__Written request__: In full and without deviation, write out the entries that follow.

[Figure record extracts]
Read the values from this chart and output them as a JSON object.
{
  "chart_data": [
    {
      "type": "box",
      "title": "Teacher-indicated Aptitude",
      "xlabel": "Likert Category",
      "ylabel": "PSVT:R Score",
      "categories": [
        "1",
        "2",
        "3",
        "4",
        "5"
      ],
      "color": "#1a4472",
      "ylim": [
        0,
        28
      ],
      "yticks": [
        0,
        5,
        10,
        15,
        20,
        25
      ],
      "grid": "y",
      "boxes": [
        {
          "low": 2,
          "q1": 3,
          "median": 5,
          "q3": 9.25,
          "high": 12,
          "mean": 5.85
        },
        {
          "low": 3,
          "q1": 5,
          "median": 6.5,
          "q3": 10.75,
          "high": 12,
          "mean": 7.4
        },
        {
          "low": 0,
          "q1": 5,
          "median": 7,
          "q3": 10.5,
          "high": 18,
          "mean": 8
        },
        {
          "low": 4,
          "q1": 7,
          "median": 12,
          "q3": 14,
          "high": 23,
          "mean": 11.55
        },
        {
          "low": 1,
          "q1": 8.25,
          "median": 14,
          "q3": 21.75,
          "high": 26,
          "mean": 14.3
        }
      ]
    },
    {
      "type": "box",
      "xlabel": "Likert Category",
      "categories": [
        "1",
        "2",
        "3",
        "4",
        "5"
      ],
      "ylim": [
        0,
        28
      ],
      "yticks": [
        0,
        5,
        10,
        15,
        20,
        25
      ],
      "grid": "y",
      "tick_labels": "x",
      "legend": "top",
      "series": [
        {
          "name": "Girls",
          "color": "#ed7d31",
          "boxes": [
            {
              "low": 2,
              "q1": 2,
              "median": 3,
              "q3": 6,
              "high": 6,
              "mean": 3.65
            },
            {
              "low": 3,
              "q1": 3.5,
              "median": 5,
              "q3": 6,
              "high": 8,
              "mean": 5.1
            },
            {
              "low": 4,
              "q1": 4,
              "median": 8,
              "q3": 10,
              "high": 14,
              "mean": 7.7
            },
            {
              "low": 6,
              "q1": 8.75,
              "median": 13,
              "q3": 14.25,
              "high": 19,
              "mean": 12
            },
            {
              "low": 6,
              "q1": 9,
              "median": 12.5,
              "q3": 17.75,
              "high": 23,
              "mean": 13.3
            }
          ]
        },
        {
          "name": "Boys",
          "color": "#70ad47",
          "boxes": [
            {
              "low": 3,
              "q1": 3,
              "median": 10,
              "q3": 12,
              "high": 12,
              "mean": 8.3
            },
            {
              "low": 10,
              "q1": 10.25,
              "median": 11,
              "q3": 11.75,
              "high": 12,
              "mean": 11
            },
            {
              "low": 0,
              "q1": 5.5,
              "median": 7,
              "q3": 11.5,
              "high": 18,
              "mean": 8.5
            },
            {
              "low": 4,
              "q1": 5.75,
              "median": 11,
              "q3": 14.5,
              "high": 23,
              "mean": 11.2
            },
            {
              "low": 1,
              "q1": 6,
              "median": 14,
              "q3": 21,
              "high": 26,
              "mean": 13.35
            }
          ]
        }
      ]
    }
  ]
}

__Answer to this exercise__:
Read the values from this chart and output them as a JSON object.
{
  "chart_data": [
    {
      "type": "box",
      "title": "Teacher-indicated Aptitude",
      "xlabel": "Likert Category",
      "ylabel": "PSVT:R Score",
      "categories": [
        "1",
        "2",
        "3",
        "4",
        "5"
      ],
      "color": "#1a4472",
      "ylim": [
        0,
        28
      ],
      "yticks": [
        0,
        5,
        10,
        15,
        20,
        25
      ],
      "grid": "y",
      "boxes": [
        {
          "low": 2,
          "q1": 3,
          "median": 5,
          "q3": 9.25,
          "high": 12,
          "mean": 5.85
        },
        {
          "low": 3,
          "q1": 5,
          "median": 6.5,
          "q3": 10.75,
          "high": 12,
          "mean": 7.4
        },
        {
          "low": 0,
          "q1": 5,
          "median": 7,
          "q3": 10.5,
          "high": 18,
          "mean": 8
        },
        {
          "low": 4,
          "q1": 7,
          "median": 12,
          "q3": 14,
          "high": 23,
          "mean": 11.55
        },
        {
          "low": 1,
          "q1": 8.25,
          "median": 14,
          "q3": 21.75,
          "high": 26,
          "mean": 14.3
        }
      ]
    },
    {
      "type": "box",
      "xlabel": "Likert Category",
      "categories": [
        "1",
        "2",
        "3",
        "4",
        "5"
      ],
      "ylim": [
        0,
        28
      ],
      "yticks": [
        0,
        5,
        10,
        15,
        20,
        25
      ],
      "grid": "y",
      "tick_labels": "x",
      "legend": "top",
      "series": [
        {
          "name": "Girls",
          "color": "#ed7d31",
          "boxes": [
            {
              "low": 2,
              "q1": 2,
              "median": 3,
              "q3": 6,
              "high": 6,
              "mean": 3.65
            },
            {
              "low": 3,
              "q1": 3.5,
              "median": 5,
              "q3": 6,
              "high": 8,
              "mean": 5.1
            },
            {
              "low": 4,
              "q1": 4,
              "median": 8,
              "q3": 10,
              "high": 14,
              "mean": 7.7
            },
            {
              "low": 6,
              "q1": 8.75,
              "median": 13,
              "q3": 14.25,
              "high": 19,
              "mean": 12
            },
            {
              "low": 6,
              "q1": 9,
              "median": 12.5,
              "q3": 17.75,
              "high": 23,
              "mean": 13.3
            }
          ]
        },
        {
          "name": "Boys",
          "color": "#70ad47",
          "boxes": [
            {
              "low": 3,
              "q1": 3,
              "median": 10,
              "q3": 12,
              "high": 12,
              "mean": 8.3
            },
            {
              "low": 10,
              "q1": 10.25,
              "median": 11,
              "q3": 11.75,
              "high": 12,
              "mean": 11
            },
            {
              "low": 0,
              "q1": 5.5,
              "median": 7,
              "q3": 11.5,
              "high": 18,
              "mean": 8.5
            },
            {
              "low": 4,
              "q1": 5.75,
              "median": 11,
              "q3": 14.5,
              "high": 23,
              "mean": 11.2
            },
            {
              "low": 1,
              "q1": 6,
              "median": 14,
              "q3": 21,
              "high": 26,
              "mean": 13.35
            }
          ]
        }
      ]
    }
  ]
}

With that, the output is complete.